What you need to do: Show every line of the records below that contains the word "Córdoba".

┄┄┄┄┄┄

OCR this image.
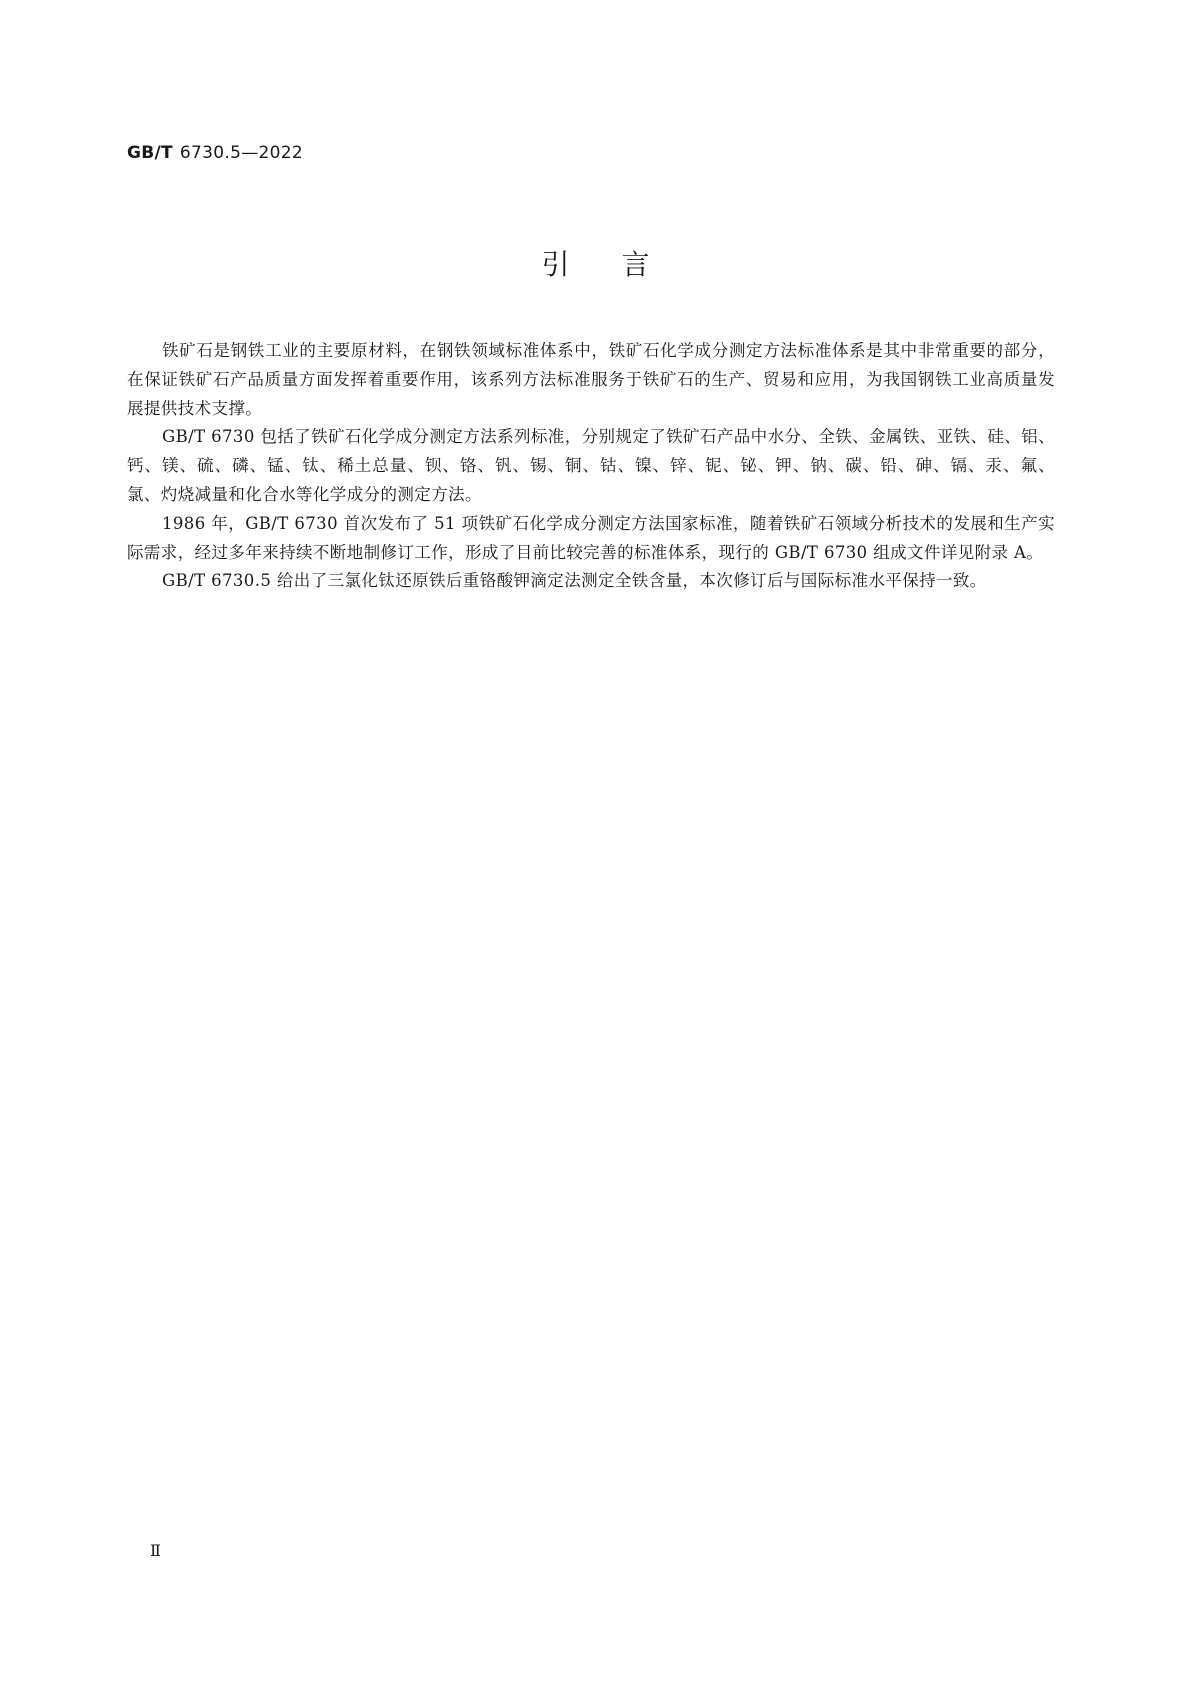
GB/T 6730.5—2022
引言

铁矿石是钢铁工业的主要原材料，在钢铁领域标准体系中，铁矿石化学成分测定方法标准体系是其中非常重要的部分，在保证铁矿石产品质量方面发挥着重要作用，该系列方法标准服务于铁矿石的生产、贸易和应用，为我国钢铁工业高质量发展提供技术支撑。

GB/T 6730 包括了铁矿石化学成分测定方法系列标准，分别规定了铁矿石产品中水分、全铁、金属铁、亚铁、硅、铝、钙、镁、硫、磷、锰、钛、稀土总量、钡、铬、钒、锡、铜、钴、镍、锌、铌、铋、钾、钠、碳、铅、砷、镉、汞、氟、氯、灼烧减量和化合水等化学成分的测定方法。

1986 年，GB/T 6730 首次发布了 51 项铁矿石化学成分测定方法国家标准，随着铁矿石领域分析技术的发展和生产实际需求，经过多年来持续不断地制修订工作，形成了目前比较完善的标准体系，现行的 GB/T 6730 组成文件详见附录 A。

GB/T 6730.5 给出了三氯化钛还原铁后重铬酸钾滴定法测定全铁含量，本次修订后与国际标准水平保持一致。

Ⅱ
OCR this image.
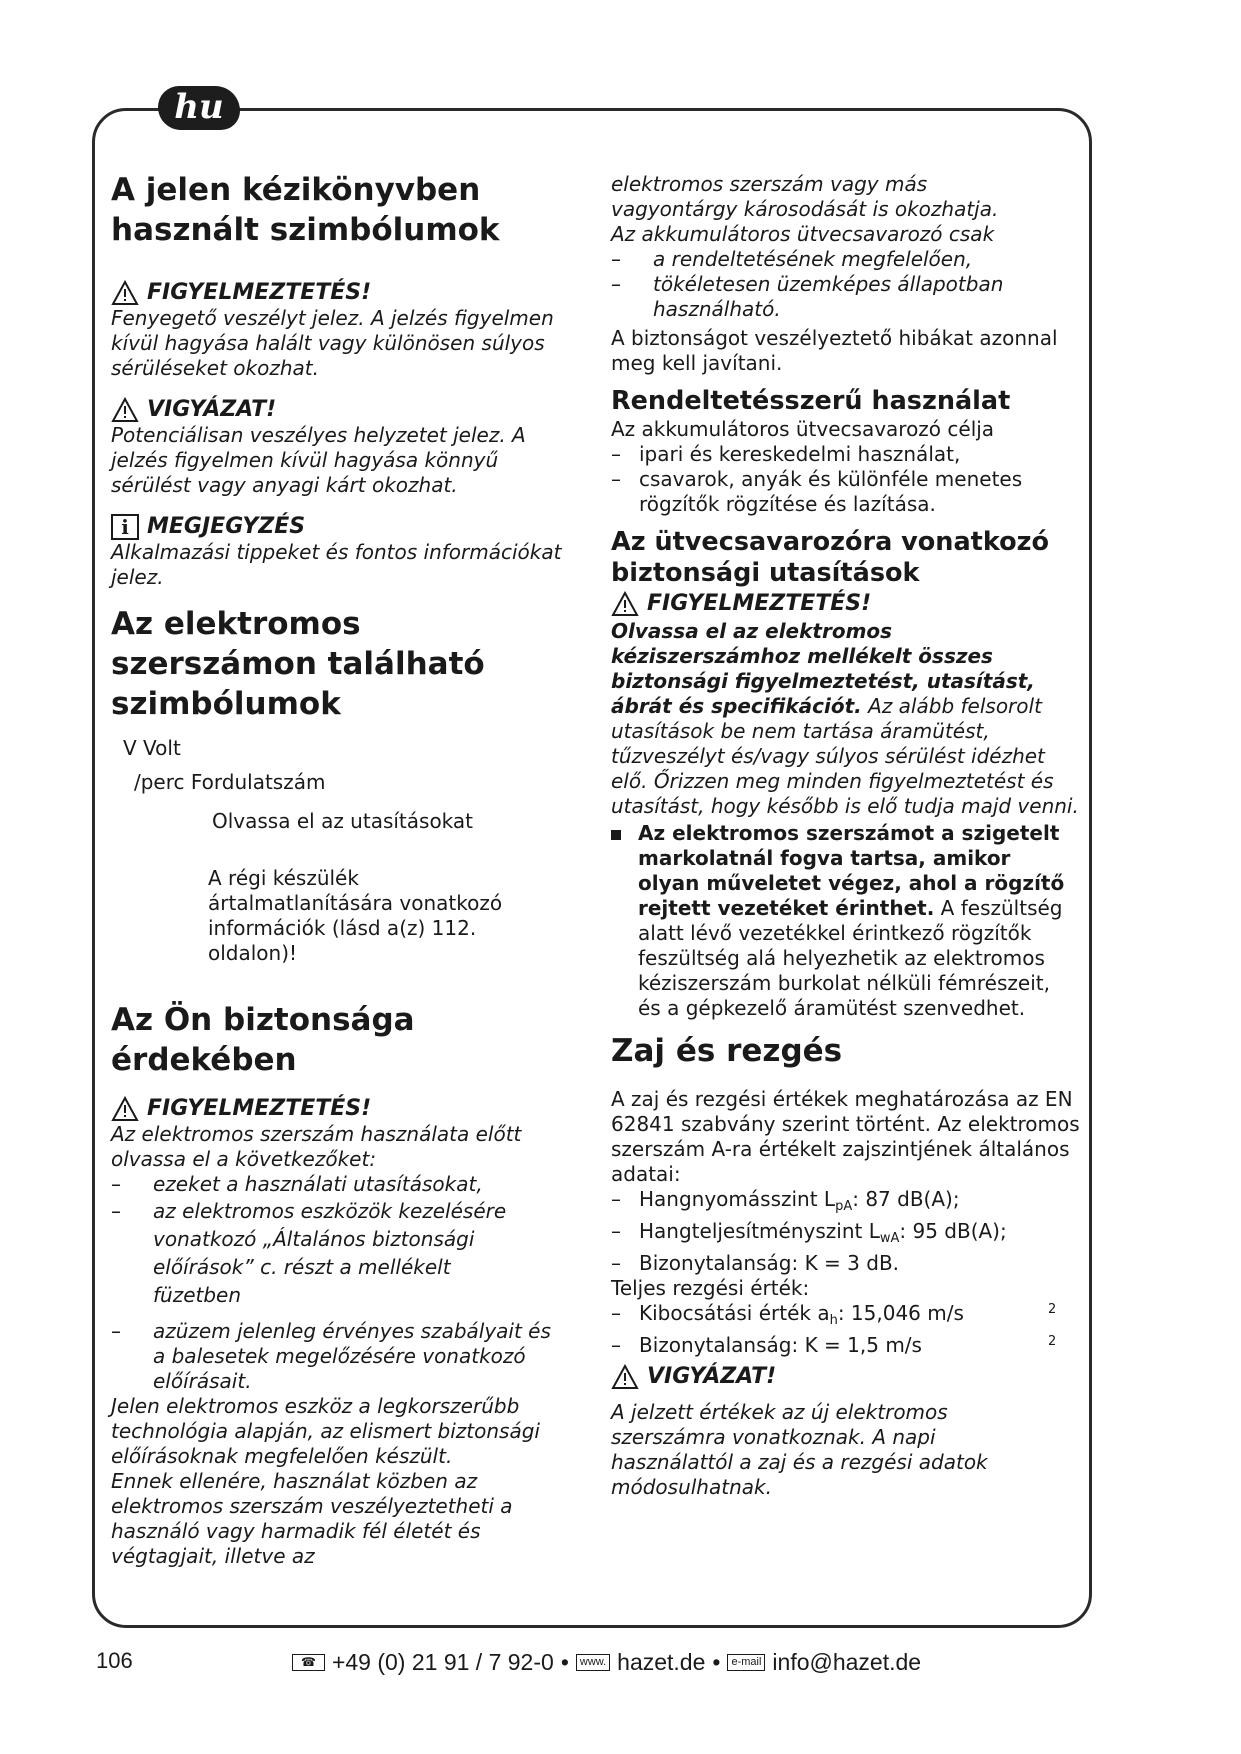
hu
A jelen kézikönyvben használt szimbólumok
FIGYELMEZTETÉS!
Fenyegető veszélyt jelez. A jelzés figyelmen kívül hagyása halált vagy különösen súlyos sérüléseket okozhat.
VIGYÁZAT!
Potenciálisan veszélyes helyzetet jelez. A jelzés figyelmen kívül hagyása könnyű sérülést vagy anyagi kárt okozhat.
i MEGJEGYZÉS
Alkalmazási tippeket és fontos információkat jelez.
Az elektromos szerszámon található szimbólumok
V Volt
/perc Fordulatszám
Olvassa el az utasításokat
A régi készülék ártalmatlanítására vonatkozó információk (lásd a(z) 112. oldalon)!
Az Ön biztonsága érdekében
FIGYELMEZTETÉS!
Az elektromos szerszám használata előtt olvassa el a következőket:
–	ezeket a használati utasításokat,
–	az elektromos eszközök kezelésére vonatkozó „Általános biztonsági előírások” c. részt a mellékelt füzetben
–	azüzem jelenleg érvényes szabályait és a balesetek megelőzésére vonatkozó előírásait.
Jelen elektromos eszköz a legkorszerűbb technológia alapján, az elismert biztonsági előírásoknak megfelelően készült.
Ennek ellenére, használat közben az elektromos szerszám veszélyeztetheti a használó vagy harmadik fél életét és végtagjait, illetve az
elektromos szerszám vagy más vagyontárgy károsodását is okozhatja.
Az akkumulátoros ütvecsavarozó csak
–	a rendeltetésének megfelelően,
–	tökéletesen üzemképes állapotban használható.
A biztonságot veszélyeztető hibákat azonnal meg kell javítani.
Rendeltetésszerű használat
Az akkumulátoros ütvecsavarozó célja
– ipari és kereskedelmi használat,
– csavarok, anyák és különféle menetes rögzítők rögzítése és lazítása.
Az ütvecsavarozóra vonatkozó biztonsági utasítások
FIGYELMEZTETÉS!
Olvassa el az elektromos kéziszerszámhoz mellékelt összes biztonsági figyelmeztetést, utasítást, ábrát és specifikációt. Az alább felsorolt utasítások be nem tartása áramütést, tűzveszélyt és/vagy súlyos sérülést idézhet elő. Őrizzen meg minden figyelmeztetést és utasítást, hogy később is elő tudja majd venni.
Az elektromos szerszámot a szigetelt markolatnál fogva tartsa, amikor olyan műveletet végez, ahol a rögzítő rejtett vezetéket érinthet. A feszültség alatt lévő vezetékkel érintkező rögzítők feszültség alá helyezhetik az elektromos kéziszerszám burkolat nélküli fémrészeit, és a gépkezelő áramütést szenvedhet.
Zaj és rezgés
A zaj és rezgési értékek meghatározása az EN 62841 szabvány szerint történt. Az elektromos szerszám A-ra értékelt zajszintjének általános adatai:
– Hangnyomásszint $L_{pA}$: 87 dB(A);
– Hangteljesítményszint $L_{wA}$: 95 dB(A);
– Bizonytalanság: K = 3 dB.
Teljes rezgési érték:
– Kibocsátási érték $a_h$: 15,046 m/s	2
– Bizonytalanság: K = 1,5 m/s	2
VIGYÁZAT!
A jelzett értékek az új elektromos szerszámra vonatkoznak. A napi használattól a zaj és a rezgési adatok módosulhatnak.
106	☎ +49 (0) 21 91 / 7 92-0 •	www. hazet.de •	e-mail info@hazet.de
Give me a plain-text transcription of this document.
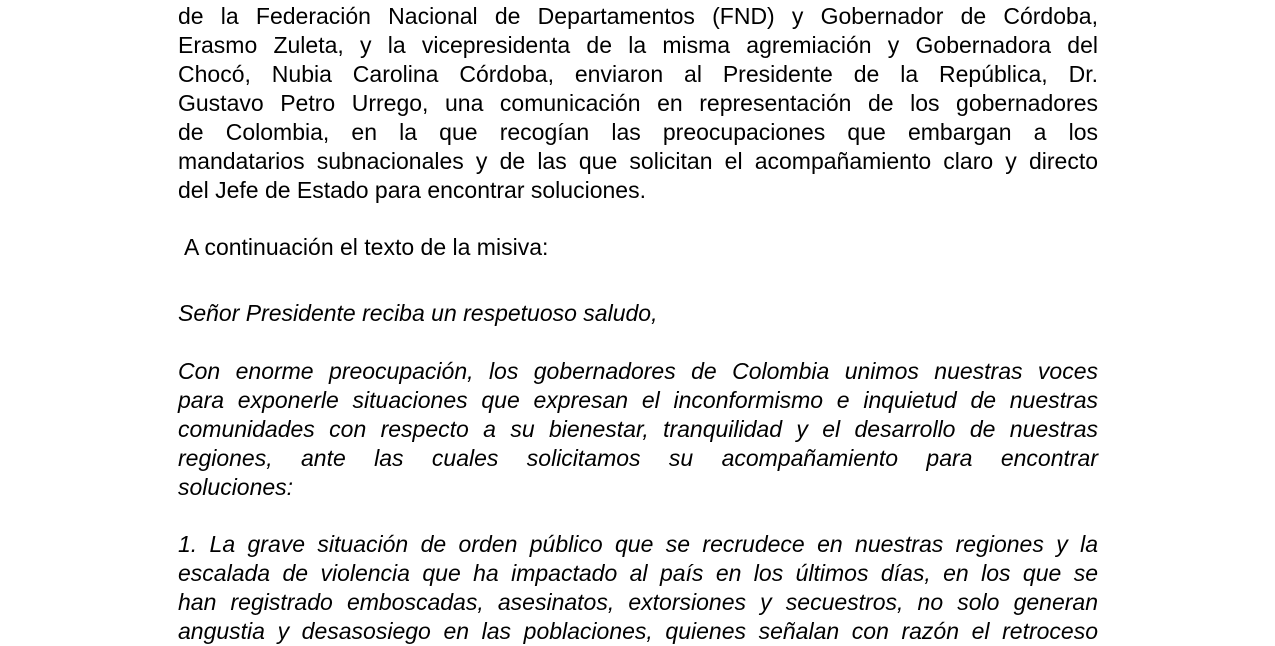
de la Federación Nacional de Departamentos (FND) y Gobernador de Córdoba,
Erasmo Zuleta, y la vicepresidenta de la misma agremiación y Gobernadora del
Chocó, Nubia Carolina Córdoba, enviaron al Presidente de la República, Dr.
Gustavo Petro Urrego, una comunicación en representación de los gobernadores
de Colombia, en la que recogían las preocupaciones que embargan a los
mandatarios subnacionales y de las que solicitan el acompañamiento claro y directo
del Jefe de Estado para encontrar soluciones.
A continuación el texto de la misiva:
Señor Presidente reciba un respetuoso saludo,
Con enorme preocupación, los gobernadores de Colombia unimos nuestras voces
para exponerle situaciones que expresan el inconformismo e inquietud de nuestras
comunidades con respecto a su bienestar, tranquilidad y el desarrollo de nuestras
regiones, ante las cuales solicitamos su acompañamiento para encontrar
soluciones:
1. La grave situación de orden público que se recrudece en nuestras regiones y la
escalada de violencia que ha impactado al país en los últimos días, en los que se
han registrado emboscadas, asesinatos, extorsiones y secuestros, no solo generan
angustia y desasosiego en las poblaciones, quienes señalan con razón el retroceso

┄┄┄┄┄┄

The reply:
de la Federación Nacional de Departamentos (FND) y Gobernador de Córdoba,
Chocó, Nubia Carolina Córdoba, enviaron al Presidente de la República, Dr.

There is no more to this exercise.